Dataset entries:
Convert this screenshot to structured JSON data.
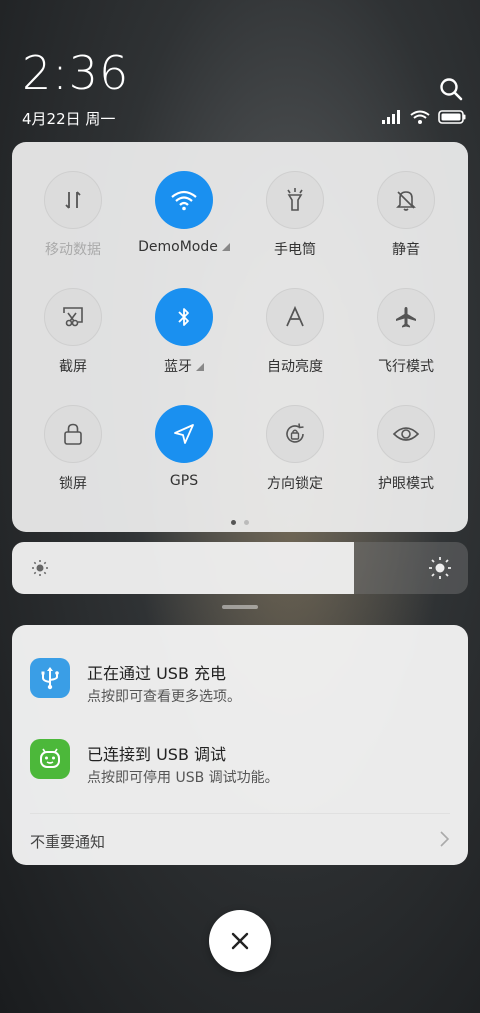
{
  "status": {
    "time": "2:36",
    "date": "4月22日 周一"
  },
  "quick_settings": {
    "tiles": [
      {
        "label": "移动数据",
        "icon": "mobile-data-icon",
        "on": false
      },
      {
        "label": "DemoMode",
        "icon": "wifi-icon",
        "on": true
      },
      {
        "label": "手电筒",
        "icon": "flashlight-icon",
        "on": false
      },
      {
        "label": "静音",
        "icon": "bell-off-icon",
        "on": false
      },
      {
        "label": "截屏",
        "icon": "screenshot-icon",
        "on": false
      },
      {
        "label": "蓝牙",
        "icon": "bluetooth-icon",
        "on": true
      },
      {
        "label": "自动亮度",
        "icon": "auto-brightness-icon",
        "on": false
      },
      {
        "label": "飞行模式",
        "icon": "airplane-icon",
        "on": false
      },
      {
        "label": "锁屏",
        "icon": "lock-icon",
        "on": false
      },
      {
        "label": "GPS",
        "icon": "gps-icon",
        "on": true
      },
      {
        "label": "方向锁定",
        "icon": "rotation-lock-icon",
        "on": false
      },
      {
        "label": "护眼模式",
        "icon": "eye-icon",
        "on": false
      }
    ],
    "page_count": 2,
    "current_page": 1
  },
  "brightness": {
    "level": 0.75
  },
  "notifications": [
    {
      "title": "正在通过 USB 充电",
      "body": "点按即可查看更多选项。",
      "icon": "usb-icon",
      "color": "#3a9ee6"
    },
    {
      "title": "已连接到 USB 调试",
      "body": "点按即可停用 USB 调试功能。",
      "icon": "android-icon",
      "color": "#4cb83a"
    }
  ],
  "unimportant_label": "不重要通知",
  "colors": {
    "accent": "#1a90f0"
  }
}
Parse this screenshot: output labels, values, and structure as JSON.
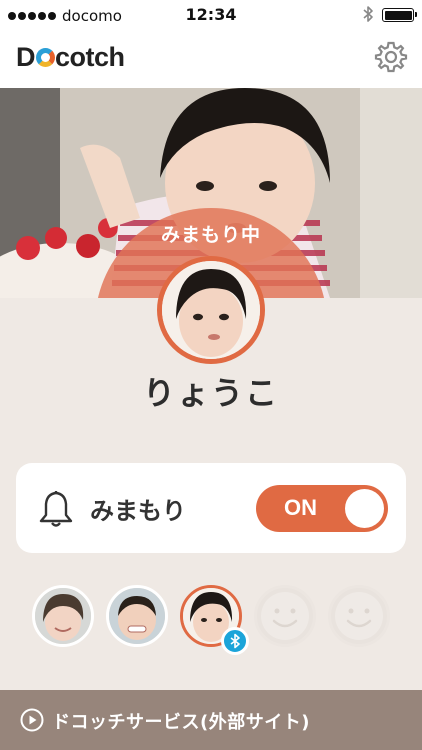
{
  "status_bar": {
    "carrier": "docomo",
    "time": "12:34",
    "battery_level": 1.0
  },
  "header": {
    "logo_text": "Docotch",
    "settings_icon": "gear-icon"
  },
  "profile": {
    "status_label": "みまもり中",
    "name": "りょうこ"
  },
  "watch": {
    "label": "みまもり",
    "toggle_label": "ON",
    "toggle_on": true
  },
  "children": [
    {
      "slot": "child-1",
      "selected": false
    },
    {
      "slot": "child-2",
      "selected": false
    },
    {
      "slot": "child-3",
      "selected": true,
      "badge": "bluetooth-icon"
    },
    {
      "slot": "empty-1",
      "placeholder_icon": "smiley-placeholder-icon"
    },
    {
      "slot": "empty-2",
      "placeholder_icon": "smiley-placeholder-icon"
    }
  ],
  "footer": {
    "label": "ドコッチサービス(外部サイト)",
    "icon": "play-circle-icon"
  },
  "colors": {
    "accent": "#e06a43",
    "background": "#efe9e4",
    "footer": "#97857b",
    "bluetooth": "#1ba4d9"
  }
}
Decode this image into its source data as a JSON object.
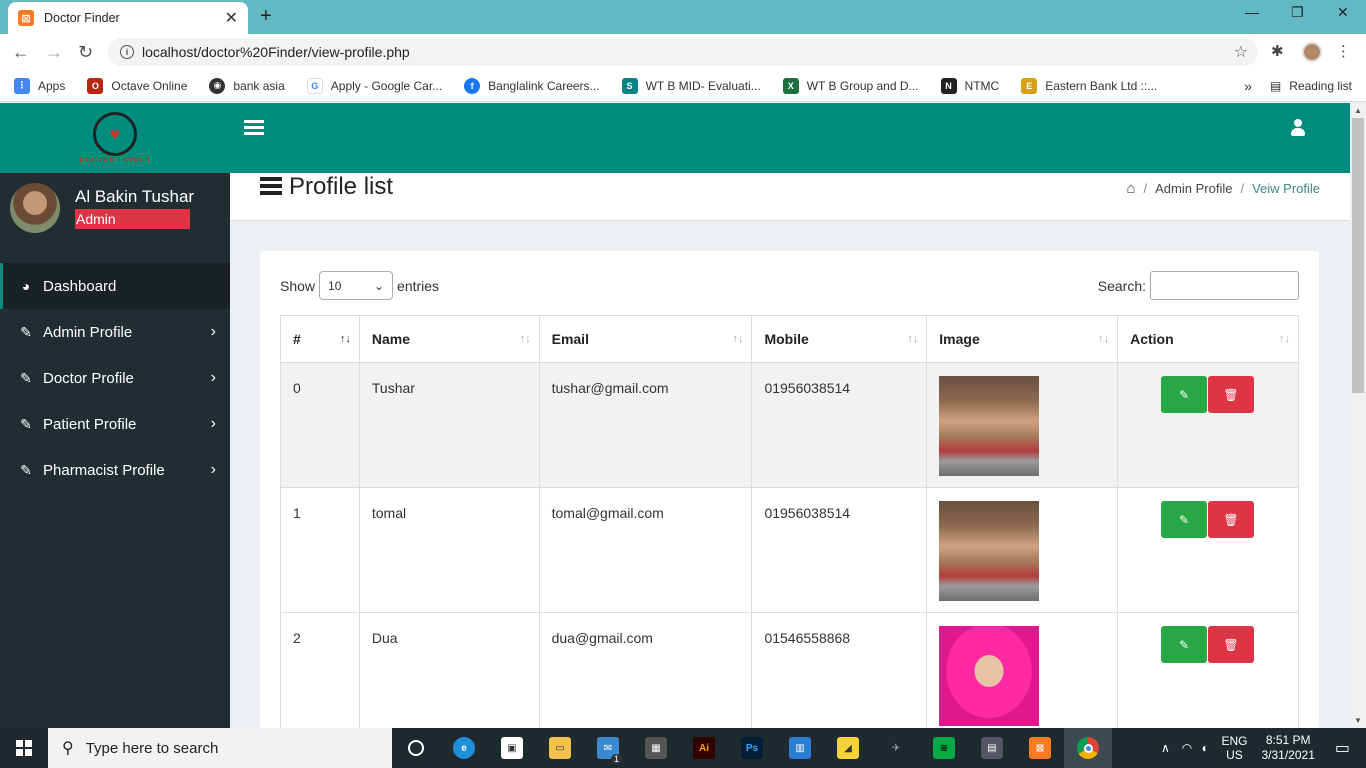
{
  "browser": {
    "tab_title": "Doctor Finder",
    "tab_favicon": "XAMPP",
    "url": "localhost/doctor%20Finder/view-profile.php",
    "bookmarks": [
      {
        "label": "Apps",
        "color": "#4285f4"
      },
      {
        "label": "Octave Online",
        "color": "#b6280f"
      },
      {
        "label": "bank asia",
        "color": "#333333"
      },
      {
        "label": "Apply - Google Car...",
        "color": "#4285f4"
      },
      {
        "label": "Banglalink Careers...",
        "color": "#1877f2"
      },
      {
        "label": "WT B MID- Evaluati...",
        "color": "#038387"
      },
      {
        "label": "WT B Group and D...",
        "color": "#1d6f42"
      },
      {
        "label": "NTMC",
        "color": "#222222"
      },
      {
        "label": "Eastern Bank Ltd ::...",
        "color": "#d4a017"
      }
    ],
    "reading_list": "Reading list",
    "more": "»"
  },
  "sidebar": {
    "logo_text": "DOCTOR FINDER",
    "user_name": "Al Bakin Tushar",
    "user_role": "Admin",
    "items": [
      {
        "label": "Dashboard",
        "icon": "dashboard-icon"
      },
      {
        "label": "Admin Profile",
        "icon": "edit-icon"
      },
      {
        "label": "Doctor Profile",
        "icon": "edit-icon"
      },
      {
        "label": "Patient Profile",
        "icon": "edit-icon"
      },
      {
        "label": "Pharmacist Profile",
        "icon": "edit-icon"
      }
    ]
  },
  "header": {
    "title": "Profile list",
    "breadcrumb": [
      "Admin Profile",
      "Veiw Profile"
    ]
  },
  "table_controls": {
    "show_label": "Show",
    "entries_value": "10",
    "entries_label": "entries",
    "search_label": "Search:"
  },
  "table": {
    "columns": [
      "#",
      "Name",
      "Email",
      "Mobile",
      "Image",
      "Action"
    ],
    "rows": [
      {
        "id": "0",
        "name": "Tushar",
        "email": "tushar@gmail.com",
        "mobile": "01956038514"
      },
      {
        "id": "1",
        "name": "tomal",
        "email": "tomal@gmail.com",
        "mobile": "01956038514"
      },
      {
        "id": "2",
        "name": "Dua",
        "email": "dua@gmail.com",
        "mobile": "01546558868"
      }
    ]
  },
  "taskbar": {
    "search_placeholder": "Type here to search",
    "lang_top": "ENG",
    "lang_bottom": "US",
    "time": "8:51 PM",
    "date": "3/31/2021",
    "mail_badge": "1"
  },
  "colors": {
    "teal": "#008d7e",
    "sidebar": "#222d32",
    "role_badge": "#dd3545",
    "edit": "#28a745",
    "delete": "#dc3545"
  }
}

◆ What to work on
Say how many lines have the string "list" in them, offering no words beyond the number.

◆ Answer in full
2